PROBLEM: Pick out each line of the records that includes the string "tomu", and copy it.

────────────────────────────────────────

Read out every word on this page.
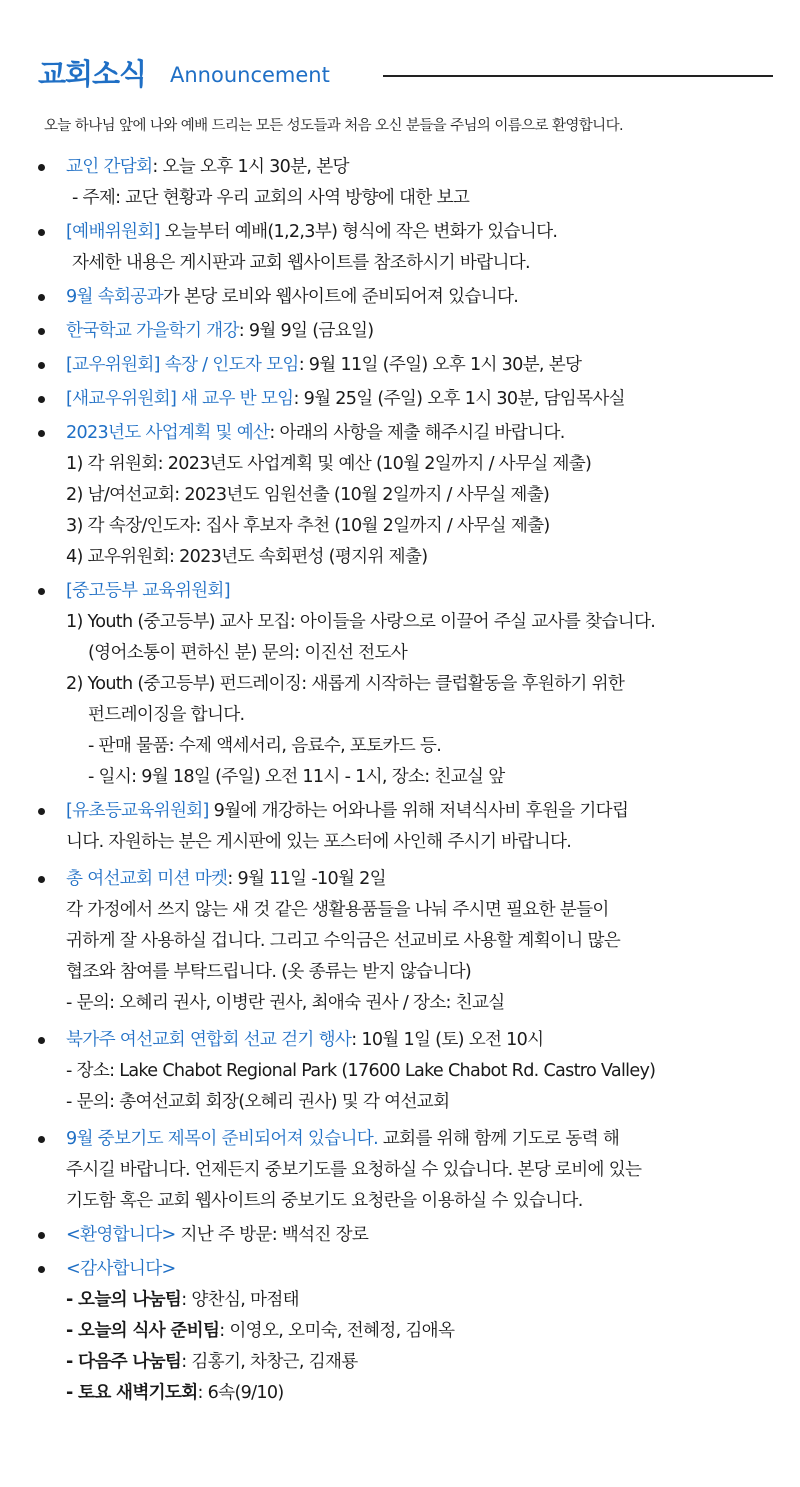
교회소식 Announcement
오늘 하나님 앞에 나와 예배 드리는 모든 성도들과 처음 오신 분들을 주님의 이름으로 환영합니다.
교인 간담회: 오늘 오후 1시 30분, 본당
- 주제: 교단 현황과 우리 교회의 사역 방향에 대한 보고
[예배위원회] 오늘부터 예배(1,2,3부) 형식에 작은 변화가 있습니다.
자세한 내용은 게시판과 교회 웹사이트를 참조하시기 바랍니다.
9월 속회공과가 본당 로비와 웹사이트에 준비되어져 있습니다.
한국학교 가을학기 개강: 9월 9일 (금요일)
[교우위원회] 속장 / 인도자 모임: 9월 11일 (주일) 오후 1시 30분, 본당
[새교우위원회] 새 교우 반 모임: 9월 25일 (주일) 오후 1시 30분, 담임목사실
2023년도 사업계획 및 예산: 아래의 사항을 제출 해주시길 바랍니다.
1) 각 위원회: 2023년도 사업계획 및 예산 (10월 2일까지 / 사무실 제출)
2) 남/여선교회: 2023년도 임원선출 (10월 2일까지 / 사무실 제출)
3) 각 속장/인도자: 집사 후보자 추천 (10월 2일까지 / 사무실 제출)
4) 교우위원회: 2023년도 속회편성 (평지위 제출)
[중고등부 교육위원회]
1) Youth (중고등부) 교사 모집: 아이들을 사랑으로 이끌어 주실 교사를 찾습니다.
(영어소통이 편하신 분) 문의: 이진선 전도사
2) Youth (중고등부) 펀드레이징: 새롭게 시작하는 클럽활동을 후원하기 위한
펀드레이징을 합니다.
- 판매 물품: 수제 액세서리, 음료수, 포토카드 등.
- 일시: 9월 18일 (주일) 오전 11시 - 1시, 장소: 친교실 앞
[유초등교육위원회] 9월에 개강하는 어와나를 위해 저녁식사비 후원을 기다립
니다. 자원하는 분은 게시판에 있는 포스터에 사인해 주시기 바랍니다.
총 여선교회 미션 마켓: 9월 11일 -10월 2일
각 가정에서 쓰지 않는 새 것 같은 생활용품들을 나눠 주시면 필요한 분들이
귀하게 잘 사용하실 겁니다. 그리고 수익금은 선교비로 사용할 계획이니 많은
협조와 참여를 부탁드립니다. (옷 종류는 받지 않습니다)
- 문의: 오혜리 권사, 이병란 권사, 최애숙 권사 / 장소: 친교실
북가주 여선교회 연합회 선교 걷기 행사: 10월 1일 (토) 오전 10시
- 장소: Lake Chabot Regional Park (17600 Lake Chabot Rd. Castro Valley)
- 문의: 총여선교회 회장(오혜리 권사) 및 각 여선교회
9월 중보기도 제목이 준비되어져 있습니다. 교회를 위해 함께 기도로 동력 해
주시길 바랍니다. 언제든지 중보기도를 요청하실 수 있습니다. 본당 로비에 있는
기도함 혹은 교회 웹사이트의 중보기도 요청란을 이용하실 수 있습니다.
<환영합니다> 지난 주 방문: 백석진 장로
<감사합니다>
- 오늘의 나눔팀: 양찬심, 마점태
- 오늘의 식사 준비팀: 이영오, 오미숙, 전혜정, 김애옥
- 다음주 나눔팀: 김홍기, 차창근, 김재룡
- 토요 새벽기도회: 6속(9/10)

────────────────────────────────────────

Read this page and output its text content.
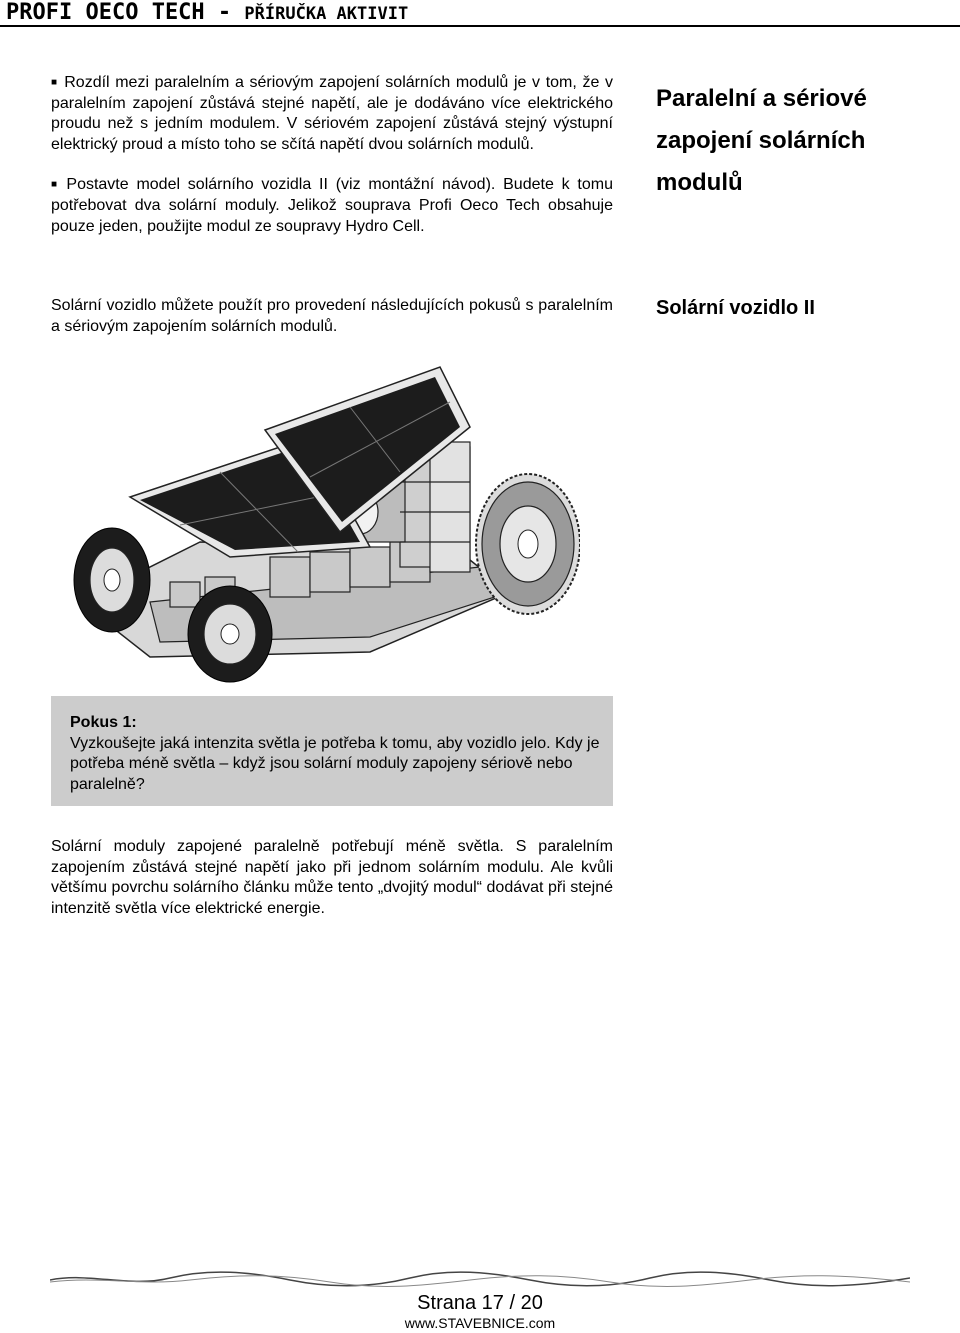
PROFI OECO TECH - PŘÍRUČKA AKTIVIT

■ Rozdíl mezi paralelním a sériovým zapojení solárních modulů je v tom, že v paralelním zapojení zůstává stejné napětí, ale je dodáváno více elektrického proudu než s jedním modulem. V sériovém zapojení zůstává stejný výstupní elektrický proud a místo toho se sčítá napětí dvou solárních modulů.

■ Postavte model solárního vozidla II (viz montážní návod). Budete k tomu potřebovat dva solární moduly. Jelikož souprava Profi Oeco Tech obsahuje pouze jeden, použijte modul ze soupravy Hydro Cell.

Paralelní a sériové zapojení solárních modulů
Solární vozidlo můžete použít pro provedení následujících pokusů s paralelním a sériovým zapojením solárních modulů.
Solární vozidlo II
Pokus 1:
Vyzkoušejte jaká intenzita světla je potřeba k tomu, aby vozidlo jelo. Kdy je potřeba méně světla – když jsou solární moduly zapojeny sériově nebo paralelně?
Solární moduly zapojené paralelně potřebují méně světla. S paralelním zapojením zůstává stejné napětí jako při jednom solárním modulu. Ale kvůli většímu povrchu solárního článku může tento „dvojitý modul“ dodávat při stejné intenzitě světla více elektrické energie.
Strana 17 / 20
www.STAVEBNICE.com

────────────────────────────────────────

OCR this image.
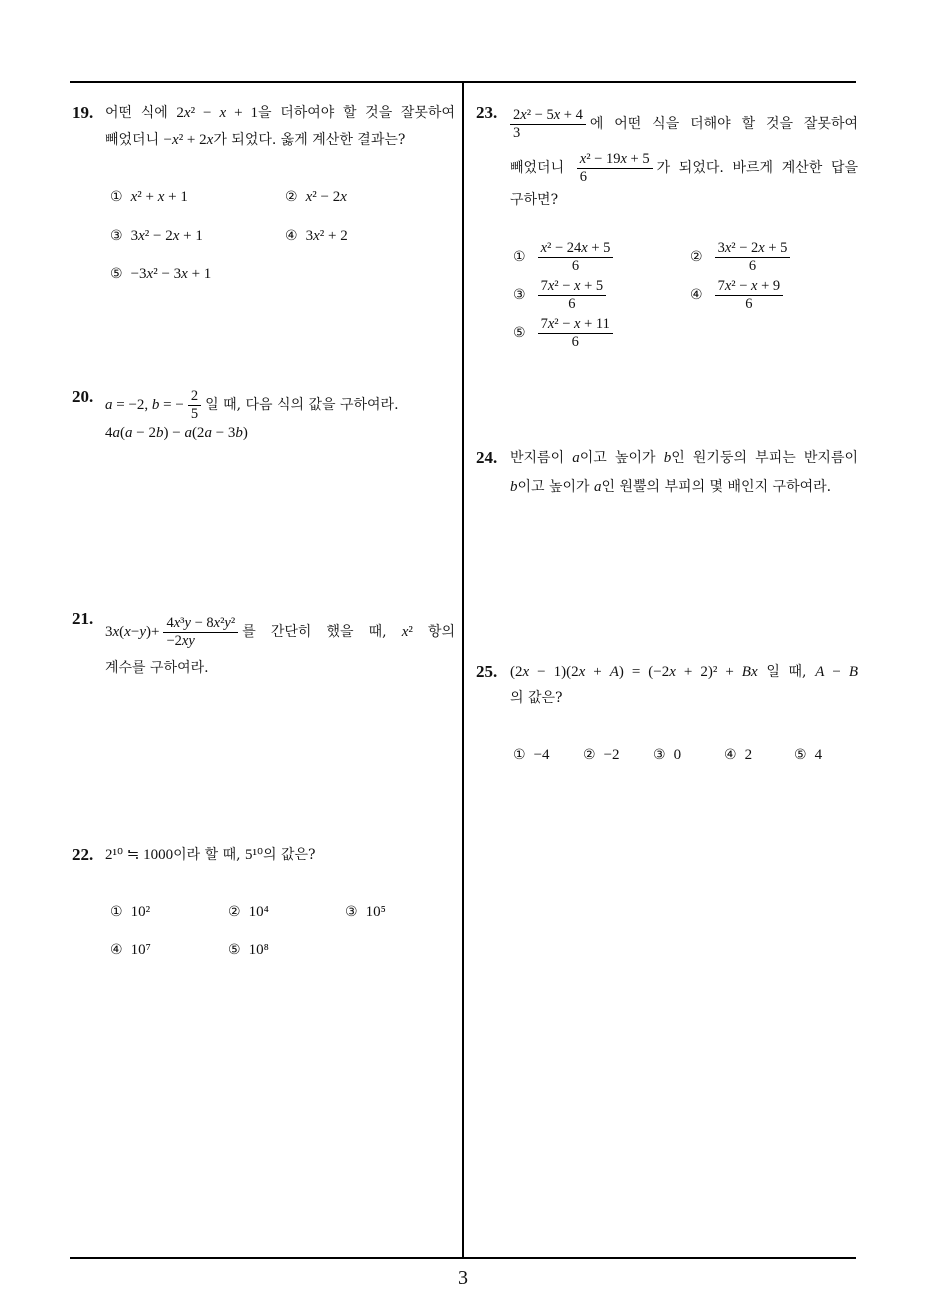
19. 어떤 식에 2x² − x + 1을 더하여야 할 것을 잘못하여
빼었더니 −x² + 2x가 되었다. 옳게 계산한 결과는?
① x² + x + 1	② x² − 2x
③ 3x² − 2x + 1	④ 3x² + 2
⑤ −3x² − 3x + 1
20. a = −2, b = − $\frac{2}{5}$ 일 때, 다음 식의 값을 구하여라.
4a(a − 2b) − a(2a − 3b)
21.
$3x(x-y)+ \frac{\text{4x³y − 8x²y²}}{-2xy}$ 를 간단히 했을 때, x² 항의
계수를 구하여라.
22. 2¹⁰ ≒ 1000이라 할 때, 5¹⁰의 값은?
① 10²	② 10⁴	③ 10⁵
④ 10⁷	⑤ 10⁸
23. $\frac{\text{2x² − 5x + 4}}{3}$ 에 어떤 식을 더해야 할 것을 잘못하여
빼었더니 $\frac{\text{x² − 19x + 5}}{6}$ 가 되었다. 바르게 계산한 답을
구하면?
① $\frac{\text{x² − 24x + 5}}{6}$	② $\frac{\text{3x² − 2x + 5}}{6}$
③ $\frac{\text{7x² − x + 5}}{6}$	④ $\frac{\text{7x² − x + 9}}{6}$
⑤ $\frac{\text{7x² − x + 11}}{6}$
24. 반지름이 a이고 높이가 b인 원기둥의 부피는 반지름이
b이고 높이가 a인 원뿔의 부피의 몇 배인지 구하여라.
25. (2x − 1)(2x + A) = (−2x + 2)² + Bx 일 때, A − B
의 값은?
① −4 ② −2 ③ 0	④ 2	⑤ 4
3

────────────────────────────────────────

THE SOLUTION:
■ Postavte model solárního vozidla II (viz montážní návod). Budete k tomu potřebovat dva solární moduly. Jelikož souprava Profi Oeco Tech obsahuje pouze jeden, použijte modul ze soupravy Hydro Cell.
Vyzkoušejte jaká intenzita světla je potřeba k tomu, aby vozidlo jelo. Kdy je potřeba méně světla – když jsou solární moduly zapojeny sériově nebo paralelně?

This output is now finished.